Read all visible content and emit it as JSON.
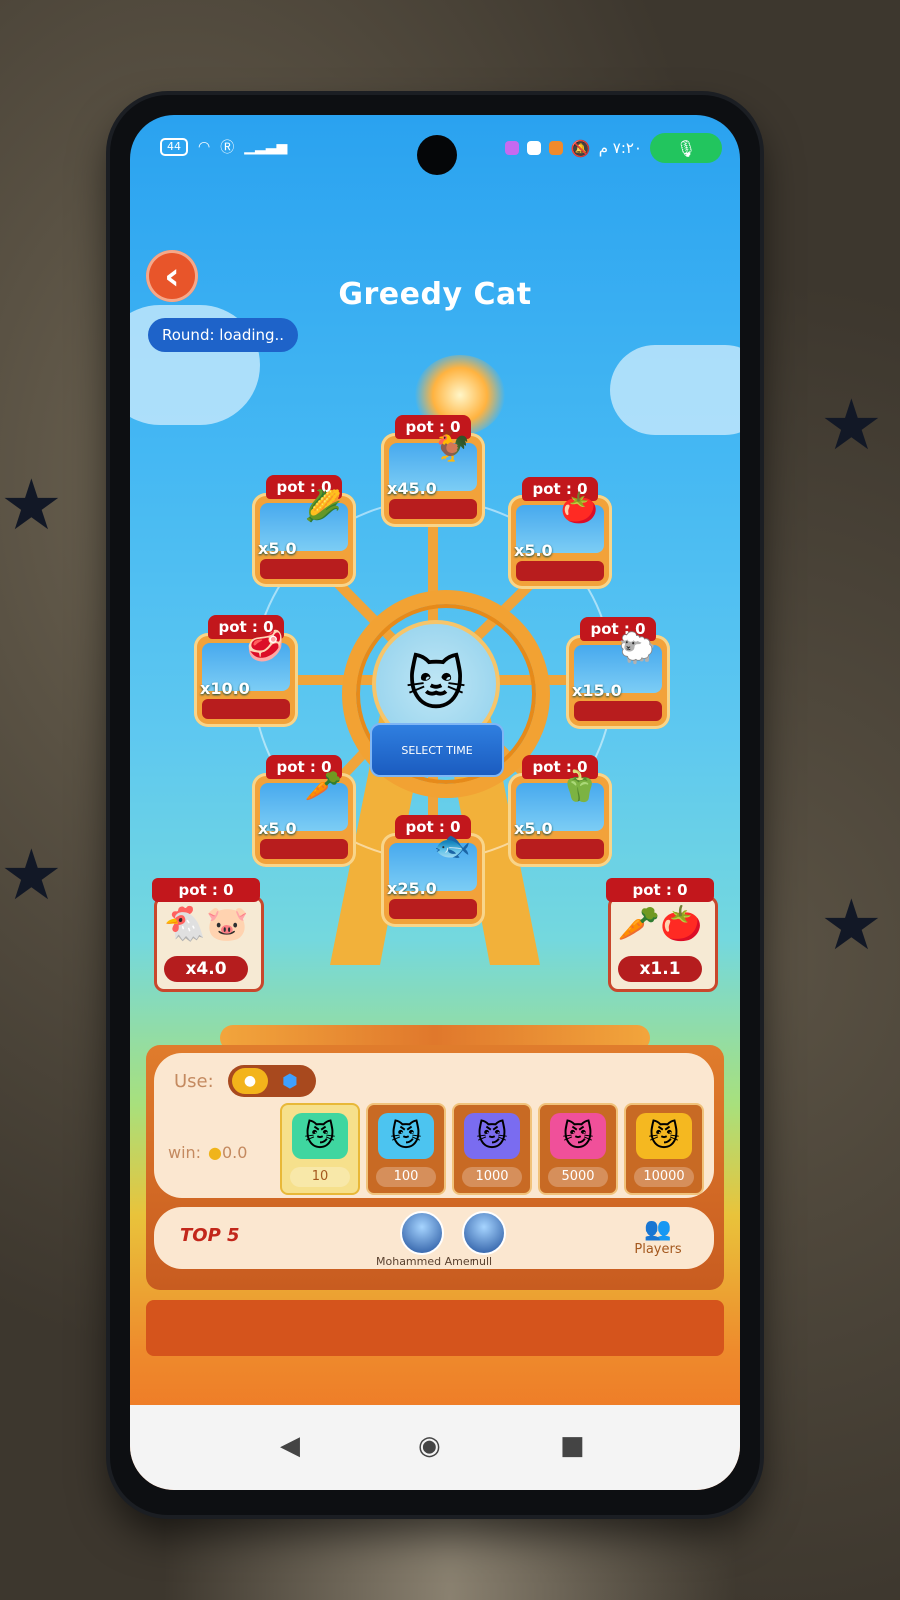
{
  "status_bar": {
    "battery": "44",
    "network_icons": [
      "wifi-icon",
      "r-icon",
      "signal-icon"
    ],
    "time": "٧:٢٠ م",
    "app_icons": [
      "app-icon",
      "chrome-icon",
      "orange-app-icon",
      "mute-icon"
    ],
    "mic_color": "#22c55e"
  },
  "header": {
    "title": "Greedy Cat",
    "back_icon": "chevron-left-icon",
    "round_label": "Round: loading.."
  },
  "wheel": {
    "center_button": "SELECT TIME",
    "cabins": [
      {
        "pot": "pot : 0",
        "multiplier": "x45.0",
        "icon": "rooster-icon"
      },
      {
        "pot": "pot : 0",
        "multiplier": "x5.0",
        "icon": "tomato-icon"
      },
      {
        "pot": "pot : 0",
        "multiplier": "x15.0",
        "icon": "sheep-icon"
      },
      {
        "pot": "pot : 0",
        "multiplier": "x5.0",
        "icon": "pepper-icon"
      },
      {
        "pot": "pot : 0",
        "multiplier": "x25.0",
        "icon": "fish-icon"
      },
      {
        "pot": "pot : 0",
        "multiplier": "x5.0",
        "icon": "carrot-icon"
      },
      {
        "pot": "pot : 0",
        "multiplier": "x10.0",
        "icon": "meat-icon"
      },
      {
        "pot": "pot : 0",
        "multiplier": "x5.0",
        "icon": "corn-icon"
      }
    ],
    "side_left": {
      "pot": "pot : 0",
      "multiplier": "x4.0",
      "icon": "animals-icon"
    },
    "side_right": {
      "pot": "pot : 0",
      "multiplier": "x1.1",
      "icon": "vegetables-icon"
    }
  },
  "bet_panel": {
    "use_label": "Use:",
    "win_label": "win:",
    "win_value": "0.0",
    "chips": [
      {
        "value": "10",
        "color": "#3fd6a0",
        "selected": true
      },
      {
        "value": "100",
        "color": "#4cc4f0",
        "selected": false
      },
      {
        "value": "1000",
        "color": "#7a6cf0",
        "selected": false
      },
      {
        "value": "5000",
        "color": "#f0509a",
        "selected": false
      },
      {
        "value": "10000",
        "color": "#f5b820",
        "selected": false
      }
    ]
  },
  "top5": {
    "label": "TOP 5",
    "players": [
      {
        "name": "Mohammed Amer"
      },
      {
        "name": "null"
      }
    ],
    "players_button": "Players"
  }
}
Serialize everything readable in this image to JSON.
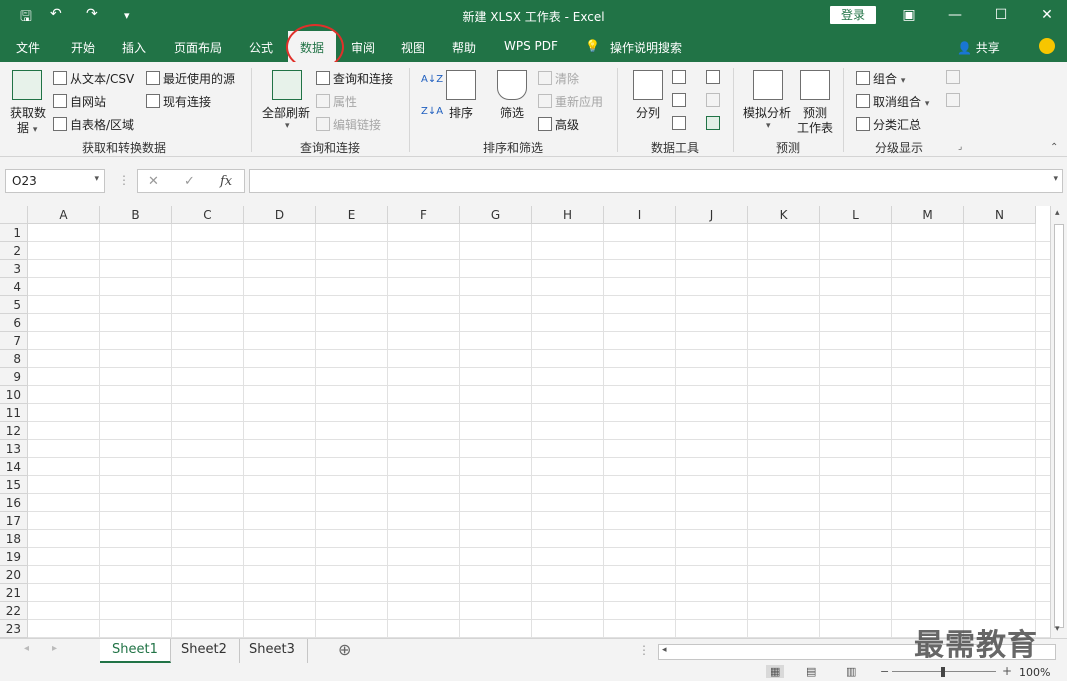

★ ★ ★

Task instructions -> Filter the data for the string "multiplier" and copy every line that has it.

Response to the exercise ->
        "multiplier": "x45.0",
        "multiplier": "x5.0",
        "multiplier": "x15.0",
        "multiplier": "x5.0",
        "multiplier": "x25.0",
        "multiplier": "x5.0",
        "multiplier": "x10.0",
        "multiplier": "x5.0",
      "multiplier": "x4.0",
      "multiplier": "x1.1",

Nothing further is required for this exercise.